Selected text:
++++++
But the lenses are being cleaned. It all feels a bit ho-hum until we are led into one of the smaller telescopes, where a white-haired astronomer - who looks remarkably like Professor Decimus Phostle in Tintin and The Shooting Star - breaks from his labours to give an impromptu and captivating talk about dwarf stars and red giants and sub-dwarf stars and what's inside them.
The sun is five billion years old. What a brief spark the life of one jackal.
In the morning, we turn south and roll across the Roggeveld under a grey sky. It's undulating country but the plunge of the plateau and into the steep-sided Verlatenkloof Pass takes us by surprise.
All the years I've driven past the Sutherland turn-off at Matjiesfontein, I had no idea what beauty lay just around the bend in the road. So it goes.
INTO THE POORT
We drove with the intention of getting off the main drag. At Laingsburg - where a forgotten rowing boat advertises the Flood Museum - we take a sharp right to Seweweekspoort, a road of twists and turns that takes you from the Great Karoo to the little one.
++++++
Problem to work on:
Rewrite the travel text, beginning at the words "But the lenses" and stopping after "of one jackal.", with "astronomer" renamed to "stargazer".

Dataset extract:
++++++
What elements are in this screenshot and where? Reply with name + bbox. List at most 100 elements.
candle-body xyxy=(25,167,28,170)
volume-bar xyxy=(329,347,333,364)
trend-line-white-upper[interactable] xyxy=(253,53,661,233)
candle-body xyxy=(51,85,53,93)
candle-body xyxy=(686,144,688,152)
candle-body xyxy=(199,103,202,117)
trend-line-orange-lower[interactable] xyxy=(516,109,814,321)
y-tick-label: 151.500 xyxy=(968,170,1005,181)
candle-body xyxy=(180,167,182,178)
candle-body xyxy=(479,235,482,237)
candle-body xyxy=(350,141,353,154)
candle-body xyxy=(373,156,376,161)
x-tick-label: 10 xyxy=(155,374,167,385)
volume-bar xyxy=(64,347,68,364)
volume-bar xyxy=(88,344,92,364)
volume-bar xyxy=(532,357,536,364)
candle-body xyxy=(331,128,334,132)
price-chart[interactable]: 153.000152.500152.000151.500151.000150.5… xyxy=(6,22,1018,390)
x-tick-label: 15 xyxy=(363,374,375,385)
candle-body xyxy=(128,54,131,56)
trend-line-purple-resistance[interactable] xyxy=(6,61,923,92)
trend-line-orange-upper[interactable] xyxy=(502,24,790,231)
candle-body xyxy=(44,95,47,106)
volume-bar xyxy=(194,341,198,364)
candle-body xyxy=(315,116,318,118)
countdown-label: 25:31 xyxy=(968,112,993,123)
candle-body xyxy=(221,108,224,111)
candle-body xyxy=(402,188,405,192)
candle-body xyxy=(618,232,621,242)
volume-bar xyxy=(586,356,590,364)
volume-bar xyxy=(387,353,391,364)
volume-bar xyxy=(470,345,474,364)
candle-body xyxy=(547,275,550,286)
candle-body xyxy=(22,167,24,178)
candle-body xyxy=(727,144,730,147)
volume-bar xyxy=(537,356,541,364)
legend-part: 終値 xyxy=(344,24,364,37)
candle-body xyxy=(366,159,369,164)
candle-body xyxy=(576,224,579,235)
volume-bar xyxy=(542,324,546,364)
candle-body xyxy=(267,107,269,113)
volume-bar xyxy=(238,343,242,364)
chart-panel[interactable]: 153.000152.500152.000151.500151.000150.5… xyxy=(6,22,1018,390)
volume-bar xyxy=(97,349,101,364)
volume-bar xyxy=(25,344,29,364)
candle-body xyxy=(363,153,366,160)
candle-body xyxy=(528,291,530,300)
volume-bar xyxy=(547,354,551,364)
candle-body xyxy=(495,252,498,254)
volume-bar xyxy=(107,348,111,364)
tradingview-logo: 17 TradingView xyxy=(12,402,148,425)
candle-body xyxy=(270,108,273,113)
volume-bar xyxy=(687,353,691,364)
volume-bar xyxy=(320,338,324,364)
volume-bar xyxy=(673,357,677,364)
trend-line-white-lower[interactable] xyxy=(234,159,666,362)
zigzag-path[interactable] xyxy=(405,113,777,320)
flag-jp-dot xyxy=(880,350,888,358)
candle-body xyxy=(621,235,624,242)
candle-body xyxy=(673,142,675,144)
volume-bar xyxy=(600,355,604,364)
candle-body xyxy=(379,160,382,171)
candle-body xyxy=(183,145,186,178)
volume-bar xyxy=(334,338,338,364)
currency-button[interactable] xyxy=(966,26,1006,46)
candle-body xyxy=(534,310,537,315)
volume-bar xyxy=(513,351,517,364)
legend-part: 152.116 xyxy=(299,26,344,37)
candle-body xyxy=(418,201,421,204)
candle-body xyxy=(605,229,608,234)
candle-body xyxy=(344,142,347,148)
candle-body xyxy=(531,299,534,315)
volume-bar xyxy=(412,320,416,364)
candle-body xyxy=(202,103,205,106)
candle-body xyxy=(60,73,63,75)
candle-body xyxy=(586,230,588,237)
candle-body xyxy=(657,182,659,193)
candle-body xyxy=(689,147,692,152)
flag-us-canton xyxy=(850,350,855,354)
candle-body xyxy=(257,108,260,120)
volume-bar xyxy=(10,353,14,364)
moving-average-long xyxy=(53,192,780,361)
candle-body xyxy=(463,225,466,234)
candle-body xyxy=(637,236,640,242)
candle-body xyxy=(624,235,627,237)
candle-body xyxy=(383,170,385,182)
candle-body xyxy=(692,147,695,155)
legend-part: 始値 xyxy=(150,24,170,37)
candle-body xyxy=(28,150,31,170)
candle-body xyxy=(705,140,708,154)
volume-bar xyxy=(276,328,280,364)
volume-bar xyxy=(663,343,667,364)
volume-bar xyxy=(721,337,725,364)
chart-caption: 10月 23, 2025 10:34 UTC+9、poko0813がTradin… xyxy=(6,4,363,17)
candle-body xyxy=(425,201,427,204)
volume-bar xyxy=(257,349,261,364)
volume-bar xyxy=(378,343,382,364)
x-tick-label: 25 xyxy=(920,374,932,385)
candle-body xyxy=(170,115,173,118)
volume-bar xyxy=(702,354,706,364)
++++++
Your solution:
But the lenses are being cleaned. It all feels a bit ho-hum until we are led into one of the smaller telescopes, where a white-haired stargazer - who looks remarkably like Professor Decimus Phostle in Tintin and The Shooting Star - breaks from his labours to give an impromptu and captivating talk about dwarf stars and red giants and sub-dwarf stars and what's inside them.
The sun is five billion years old. What a brief spark the life of one jackal.